- **WRITTEN INSTRUCTION**: Retype the records below word for word and omit any image.

- **PROVIDED MATERIAL**:
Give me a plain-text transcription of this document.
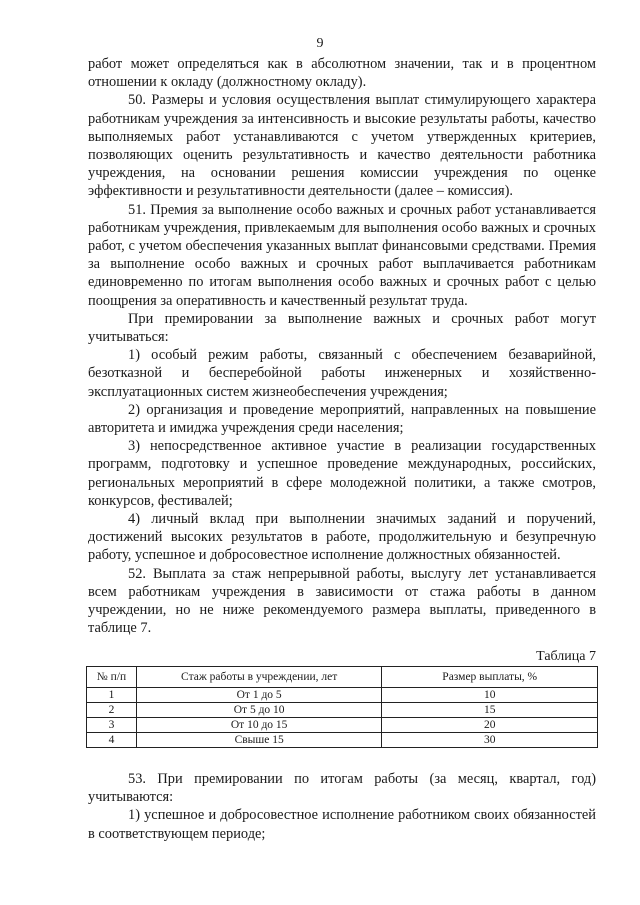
9

работ может определяться как в абсолютном значении, так и в процентном отношении к окладу (должностному окладу).

50. Размеры и условия осуществления выплат стимулирующего характера работникам учреждения за интенсивность и высокие результаты работы, качество выполняемых работ устанавливаются с учетом утвержденных критериев, позволяющих оценить результативность и качество деятельности работника учреждения, на основании решения комиссии учреждения по оценке эффективности и результативности деятельности (далее – комиссия).

51. Премия за выполнение особо важных и срочных работ устанавливается работникам учреждения, привлекаемым для выполнения особо важных и срочных работ, с учетом обеспечения указанных выплат финансовыми средствами. Премия за выполнение особо важных и срочных работ выплачивается работникам единовременно по итогам выполнения особо важных и срочных работ с целью поощрения за оперативность и качественный результат труда.

При премировании за выполнение важных и срочных работ могут учитываться:

1) особый режим работы, связанный с обеспечением безаварийной, безотказной и бесперебойной работы инженерных и хозяйственно-эксплуатационных систем жизнеобеспечения учреждения;

2) организация и проведение мероприятий, направленных на повышение авторитета и имиджа учреждения среди населения;

3) непосредственное активное участие в реализации государственных программ, подготовку и успешное проведение международных, российских, региональных мероприятий в сфере молодежной политики, а также смотров, конкурсов, фестивалей;

4) личный вклад при выполнении значимых заданий и поручений, достижений высоких результатов в работе, продолжительную и безупречную работу, успешное и добросовестное исполнение должностных обязанностей.

52. Выплата за стаж непрерывной работы, выслугу лет устанавливается всем работникам учреждения в зависимости от стажа работы в данном учреждении, но не ниже рекомендуемого размера выплаты, приведенного в таблице 7.

Таблица 7
№ п/п	Стаж работы в учреждении, лет	Размер выплаты, %
1	От 1 до 5	10
2	От 5 до 10	15
3	От 10 до 15	20
4	Свыше 15	30

53. При премировании по итогам работы (за месяц, квартал, год) учитываются:

1) успешное и добросовестное исполнение работником своих обязанностей в соответствующем периоде;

- **SOLUTION**:
Give me a plain-text transcription of this document.
9

работ может определяться как в абсолютном значении, так и в процентном отношении к окладу (должностному окладу).

50. Размеры и условия осуществления выплат стимулирующего характера работникам учреждения за интенсивность и высокие результаты работы, качество выполняемых работ устанавливаются с учетом утвержденных критериев, позволяющих оценить результативность и качество деятельности работника учреждения, на основании решения комиссии учреждения по оценке эффективности и результативности деятельности (далее – комиссия).

51. Премия за выполнение особо важных и срочных работ устанавливается работникам учреждения, привлекаемым для выполнения особо важных и срочных работ, с учетом обеспечения указанных выплат финансовыми средствами. Премия за выполнение особо важных и срочных работ выплачивается работникам единовременно по итогам выполнения особо важных и срочных работ с целью поощрения за оперативность и качественный результат труда.

При премировании за выполнение важных и срочных работ могут учитываться:

1) особый режим работы, связанный с обеспечением безаварийной, безотказной и бесперебойной работы инженерных и хозяйственно-эксплуатационных систем жизнеобеспечения учреждения;

2) организация и проведение мероприятий, направленных на повышение авторитета и имиджа учреждения среди населения;

3) непосредственное активное участие в реализации государственных программ, подготовку и успешное проведение международных, российских, региональных мероприятий в сфере молодежной политики, а также смотров, конкурсов, фестивалей;

4) личный вклад при выполнении значимых заданий и поручений, достижений высоких результатов в работе, продолжительную и безупречную работу, успешное и добросовестное исполнение должностных обязанностей.

52. Выплата за стаж непрерывной работы, выслугу лет устанавливается всем работникам учреждения в зависимости от стажа работы в данном учреждении, но не ниже рекомендуемого размера выплаты, приведенного в таблице 7.

Таблица 7
№ п/п	Стаж работы в учреждении, лет	Размер выплаты, %
1	От 1 до 5	10
2	От 5 до 10	15
3	От 10 до 15	20
4	Свыше 15	30

53. При премировании по итогам работы (за месяц, квартал, год) учитываются:

1) успешное и добросовестное исполнение работником своих обязанностей в соответствующем периоде;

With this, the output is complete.